> [Task statement]
Copy every line that mentions the word "name".
┌─ Input
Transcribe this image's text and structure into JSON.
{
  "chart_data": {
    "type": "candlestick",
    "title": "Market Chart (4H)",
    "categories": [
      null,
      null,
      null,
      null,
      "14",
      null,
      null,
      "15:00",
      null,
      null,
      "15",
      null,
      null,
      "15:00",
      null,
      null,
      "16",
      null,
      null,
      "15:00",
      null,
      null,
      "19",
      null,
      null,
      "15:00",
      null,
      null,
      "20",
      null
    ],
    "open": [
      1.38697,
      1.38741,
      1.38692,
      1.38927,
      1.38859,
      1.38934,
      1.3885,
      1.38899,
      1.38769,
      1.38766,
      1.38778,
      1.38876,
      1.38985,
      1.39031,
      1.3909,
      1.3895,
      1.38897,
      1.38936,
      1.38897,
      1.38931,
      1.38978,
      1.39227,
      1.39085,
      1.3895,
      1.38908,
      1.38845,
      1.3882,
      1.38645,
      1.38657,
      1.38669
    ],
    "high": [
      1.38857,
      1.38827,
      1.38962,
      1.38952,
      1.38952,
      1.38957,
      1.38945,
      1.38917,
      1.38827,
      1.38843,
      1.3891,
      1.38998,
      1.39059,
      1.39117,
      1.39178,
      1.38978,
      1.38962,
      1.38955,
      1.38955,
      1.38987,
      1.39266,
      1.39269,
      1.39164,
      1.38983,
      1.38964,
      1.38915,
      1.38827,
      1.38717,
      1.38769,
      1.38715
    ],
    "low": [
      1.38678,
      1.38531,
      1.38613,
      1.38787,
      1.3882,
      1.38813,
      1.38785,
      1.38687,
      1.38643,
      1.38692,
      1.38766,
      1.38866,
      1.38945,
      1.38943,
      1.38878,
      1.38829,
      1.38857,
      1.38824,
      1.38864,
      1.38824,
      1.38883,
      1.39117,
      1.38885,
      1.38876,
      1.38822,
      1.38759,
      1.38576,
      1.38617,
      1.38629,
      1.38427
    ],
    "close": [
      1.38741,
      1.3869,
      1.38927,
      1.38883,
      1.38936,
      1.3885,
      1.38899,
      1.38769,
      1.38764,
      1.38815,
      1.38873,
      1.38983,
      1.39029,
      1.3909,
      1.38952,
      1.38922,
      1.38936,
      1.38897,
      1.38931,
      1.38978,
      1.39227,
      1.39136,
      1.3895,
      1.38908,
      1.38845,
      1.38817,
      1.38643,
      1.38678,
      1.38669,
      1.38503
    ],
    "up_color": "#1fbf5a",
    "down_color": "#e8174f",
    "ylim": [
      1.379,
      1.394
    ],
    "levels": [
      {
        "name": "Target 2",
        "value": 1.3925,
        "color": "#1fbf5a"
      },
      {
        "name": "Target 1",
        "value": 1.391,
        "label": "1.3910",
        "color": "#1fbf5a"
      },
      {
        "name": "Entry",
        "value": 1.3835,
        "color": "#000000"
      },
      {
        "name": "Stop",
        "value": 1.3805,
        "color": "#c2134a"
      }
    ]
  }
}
└─
> [Written solution]
        "name": "Target 2",
        "name": "Target 1",
        "name": "Entry",
        "name": "Stop",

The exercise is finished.